Written exercise:
Print out each record below, unaltered and complete, without its images.

Working data:
■ ■ ■ ■

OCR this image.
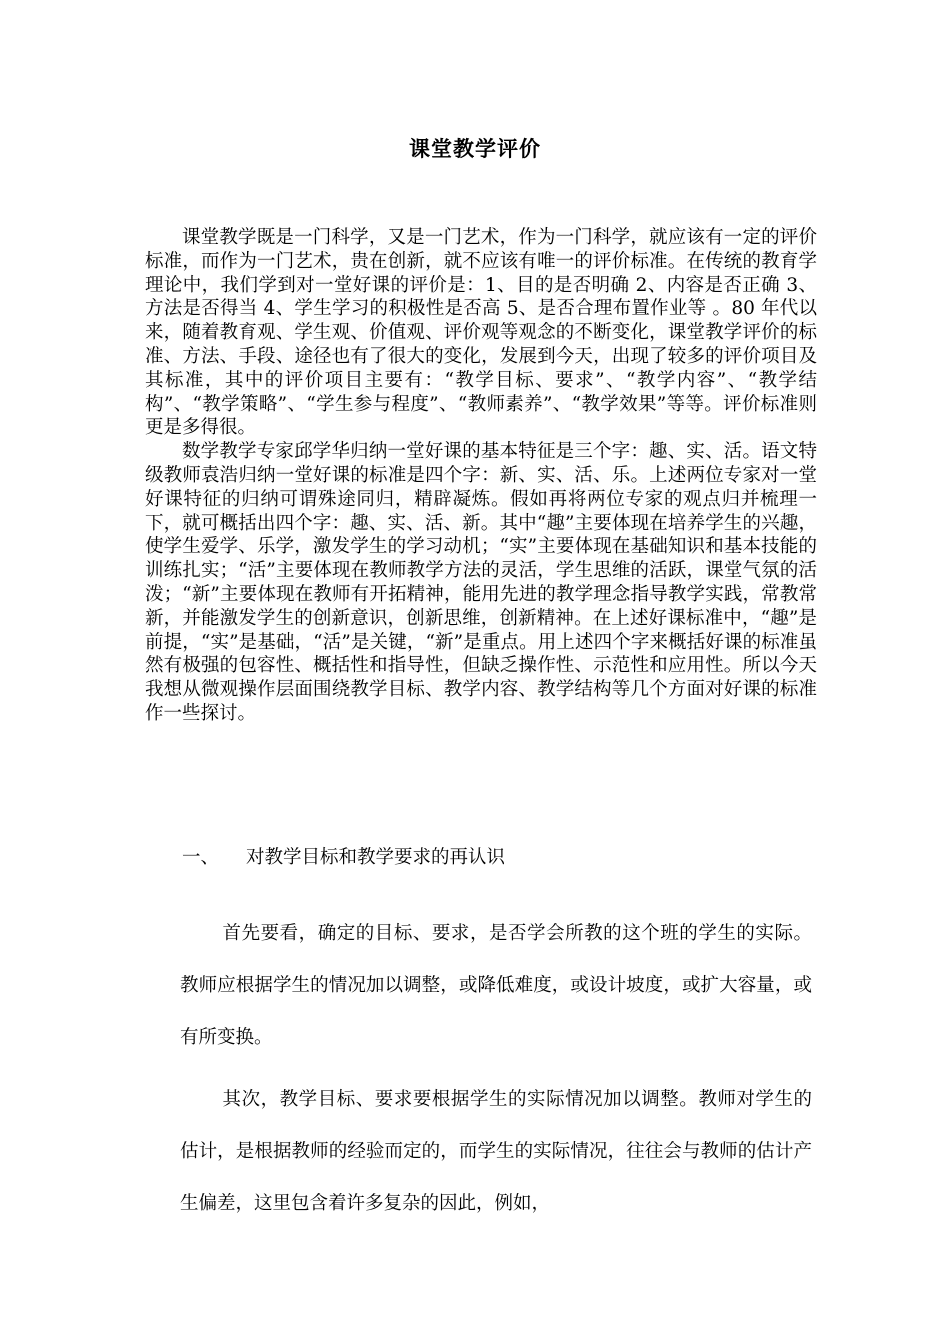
课堂教学评价

课堂教学既是一门科学，又是一门艺术，作为一门科学，就应该有一定的评价标准，而作为一门艺术，贵在创新，就不应该有唯一的评价标准。在传统的教育学理论中，我们学到对一堂好课的评价是：1、目的是否明确 2、内容是否正确 3、方法是否得当 4、学生学习的积极性是否高 5、是否合理布置作业等 。80 年代以来，随着教育观、学生观、价值观、评价观等观念的不断变化，课堂教学评价的标准、方法、手段、途径也有了很大的变化，发展到今天，出现了较多的评价项目及其标准，其中的评价项目主要有：“教学目标、要求”、“教学内容”、“教学结构”、“教学策略”、“学生参与程度”、“教师素养”、“教学效果”等等。评价标准则更是多得很。

数学教学专家邱学华归纳一堂好课的基本特征是三个字：趣、实、活。语文特级教师袁浩归纳一堂好课的标准是四个字：新、实、活、乐。上述两位专家对一堂好课特征的归纳可谓殊途同归，精辟凝炼。假如再将两位专家的观点归并梳理一下，就可概括出四个字：趣、实、活、新。其中“趣”主要体现在培养学生的兴趣，使学生爱学、乐学，激发学生的学习动机；“实”主要体现在基础知识和基本技能的训练扎实；“活”主要体现在教师教学方法的灵活，学生思维的活跃，课堂气氛的活泼；“新”主要体现在教师有开拓精神，能用先进的教学理念指导教学实践，常教常新，并能激发学生的创新意识，创新思维，创新精神。在上述好课标准中，“趣”是前提，“实”是基础，“活”是关键，“新”是重点。用上述四个字来概括好课的标准虽然有极强的包容性、概括性和指导性，但缺乏操作性、示范性和应用性。所以今天我想从微观操作层面围绕教学目标、教学内容、教学结构等几个方面对好课的标准作一些探讨。

一、 对教学目标和教学要求的再认识

首先要看，确定的目标、要求，是否学会所教的这个班的学生的实际。教师应根据学生的情况加以调整，或降低难度，或设计坡度，或扩大容量，或有所变换。

其次，教学目标、要求要根据学生的实际情况加以调整。教师对学生的估计，是根据教师的经验而定的，而学生的实际情况，往往会与教师的估计产生偏差，这里包含着许多复杂的因此，例如，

■ ■ ■ ■

Output of the task:
OCR this image.
课堂教学评价

课堂教学既是一门科学，又是一门艺术，作为一门科学，就应该有一定的评价标准，而作为一门艺术，贵在创新，就不应该有唯一的评价标准。在传统的教育学理论中，我们学到对一堂好课的评价是：1、目的是否明确 2、内容是否正确 3、方法是否得当 4、学生学习的积极性是否高 5、是否合理布置作业等 。80 年代以来，随着教育观、学生观、价值观、评价观等观念的不断变化，课堂教学评价的标准、方法、手段、途径也有了很大的变化，发展到今天，出现了较多的评价项目及其标准，其中的评价项目主要有：“教学目标、要求”、“教学内容”、“教学结构”、“教学策略”、“学生参与程度”、“教师素养”、“教学效果”等等。评价标准则更是多得很。

数学教学专家邱学华归纳一堂好课的基本特征是三个字：趣、实、活。语文特级教师袁浩归纳一堂好课的标准是四个字：新、实、活、乐。上述两位专家对一堂好课特征的归纳可谓殊途同归，精辟凝炼。假如再将两位专家的观点归并梳理一下，就可概括出四个字：趣、实、活、新。其中“趣”主要体现在培养学生的兴趣，使学生爱学、乐学，激发学生的学习动机；“实”主要体现在基础知识和基本技能的训练扎实；“活”主要体现在教师教学方法的灵活，学生思维的活跃，课堂气氛的活泼；“新”主要体现在教师有开拓精神，能用先进的教学理念指导教学实践，常教常新，并能激发学生的创新意识，创新思维，创新精神。在上述好课标准中，“趣”是前提，“实”是基础，“活”是关键，“新”是重点。用上述四个字来概括好课的标准虽然有极强的包容性、概括性和指导性，但缺乏操作性、示范性和应用性。所以今天我想从微观操作层面围绕教学目标、教学内容、教学结构等几个方面对好课的标准作一些探讨。

一、 对教学目标和教学要求的再认识

首先要看，确定的目标、要求，是否学会所教的这个班的学生的实际。教师应根据学生的情况加以调整，或降低难度，或设计坡度，或扩大容量，或有所变换。

其次，教学目标、要求要根据学生的实际情况加以调整。教师对学生的估计，是根据教师的经验而定的，而学生的实际情况，往往会与教师的估计产生偏差，这里包含着许多复杂的因此，例如，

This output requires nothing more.